### Passage given

BEGIN

Break a Leg!

Literally. When I tried to stand up after a recent theatrical experience, I thought my legs might be atrophied forever.

Peter and I love going to the theatre and we especially enjoy all the opportunities to do so now that we live in the city. I wrote about our fondness for the Royal Alex Theatre in another post a while ago. We really enjoy the Mirvish subscription series and have seen many diverse and entertaining shows and actors that David and his father Ed have been able to stage for Toronto audiences.

On the other end of the theatrical spectrum, we enjoyed being in the audience to watch our granddaughter Agnes onstage this summer. She signed up for drama camp and invited us to the grand finale, “The Music Man.” There she was, dressed as Ethel in her long skirt , gloves, and broad-rimmed hat, looking very matronly for a seven-year-old. When she belted out “Seventy Six Trombones” as she pranced around the stage with the other young actors, we were delighted. We got her to sign the program for us, in cursive writing, as she pointed out.

Last weekend, when we realized that summer was drawing to a close, we decided to attend a show we hadn’t seen in years, not since we were much younger and more flexible. We packed our pillows and snacks and headed for a night of Shakespeare In the Park. It was a night of adventure, far more than we had anticipated. First of all we got off at the wrong subway stop and had to walk through a very long off-leash dog park. It was getting dark and we had to watch out for tree roots and well you know what else is lurking in a dog park… as we hurried along.

END

### Parts of the exercise
A – In the post about going to the theater, rewrite the paragraph that begins "On the other end of the theatrical spectrum" as a shorter paragraph that keeps its main facts.
B – Translate this sentence from the post about going to the theater into Spanish: "We packed our pillows and snacks and headed for a night of Shakespeare In the Park."
C – Write the next part of the post about going to the theater, picking up after its final sentence.
The data that comes next has no connection to the post about going to the theater.

### Data excerpt
BEGIN

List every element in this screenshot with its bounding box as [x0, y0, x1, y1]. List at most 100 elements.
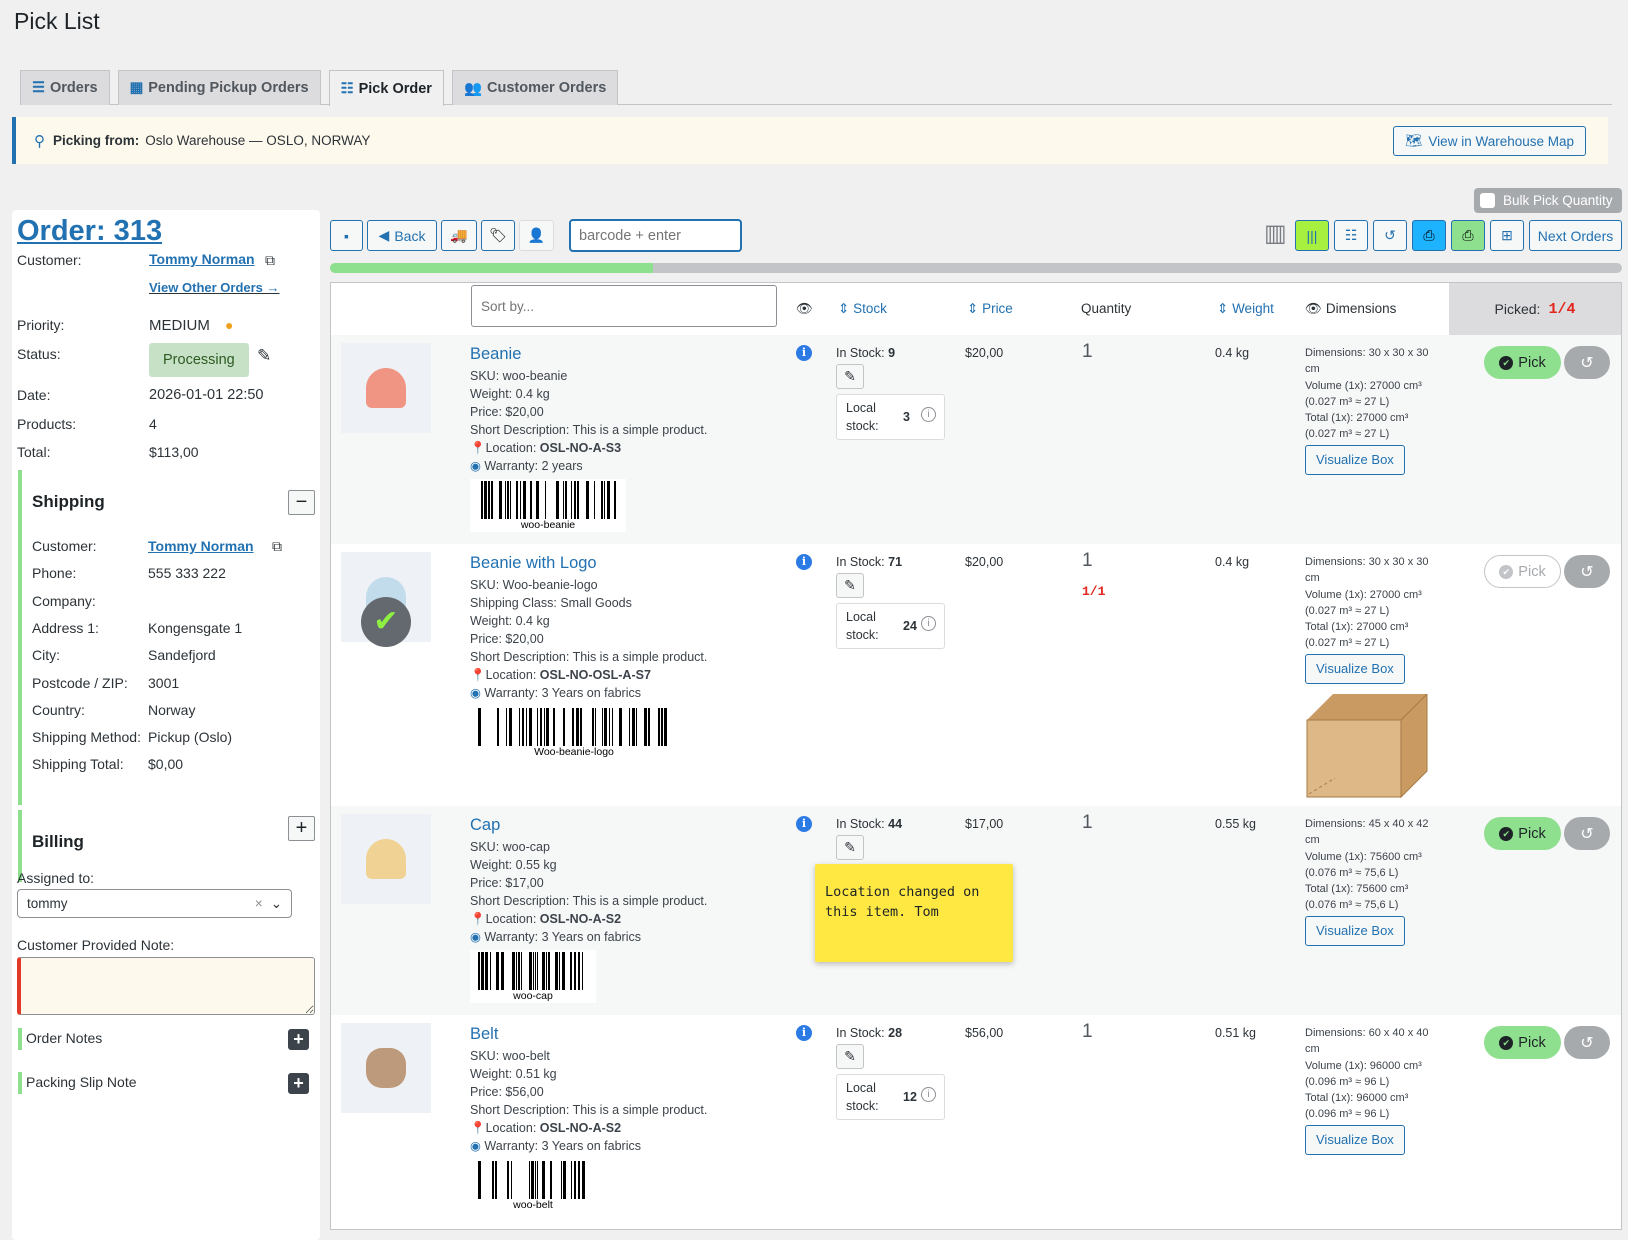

END

### Outputs
A – In contrast to the big professional shows, the writer and Peter went to see their seven-year-old granddaughter Agnes this summer in the finale of her drama camp, "The Music Man," which she had invited them to. Dressed as Ethel in a long skirt, gloves, and a broad-rimmed hat, she looked quite matronly, and she delighted them by belting out "Seventy Six Trombones" as she pranced around the stage with the other young actors. She signed their program, in cursive writing, as she pointed out.

B – Empacamos nuestras almohadas y bocadillos y nos dirigimos a una noche de Shakespeare in the Park.

C –
Eventually we saw the signs for the play, “Much Ado About Nothing,” But we were late and the outdoor amphitheatre was packed. We spotted a space between two young couples and signalled to them. They shifted a little bit to let us in. We balanced carefully so as not to land in their laps as we inched past. Then we looked down at the seating – it was not seating at all but rather a grassy ledge with a cement back. We plopped down, wondering: “Where do we put our legs?” What we had thought would be leg space was actually the back seat of the people in front of us. And the show was starting.

We carefully tucked our legs underneath us while arranging our pillows against the cement back. Hmmm…how long was this show anyway? Neither of us had thought to find out. We focused on the stage as the narrator arrived, wearing very short shorts, speaking the modern vernacular, and waving her cell phone around. We were drawn in as other characters took the stage and gently led us from 2019 back into the Shakespearean story. The plot followed the original, although abridged and edited, with modern costumes and props. It was clever and we were enjoying ourselves.

But gradually we began to squirm.In an effort at disctraction, we opened our beer and snacks. The plot thickened. Sub-plots emerged. The wedding scene, with elaborate costumes and dancing, was visually beautiful. The comic relief was hilarious. But our legs were talking to us: “When is intermission so we can stretch?”

With no break in sight, we tried turning sideways, but then other body parts complained. We slouched down but then our knees popped up and we couldn’t see the stage. We tried stretching out but then we nudged the people in front. Despite all our discomfort, we were enjoying the show. After a while the actors made their final bow and we clapped and cheered in response.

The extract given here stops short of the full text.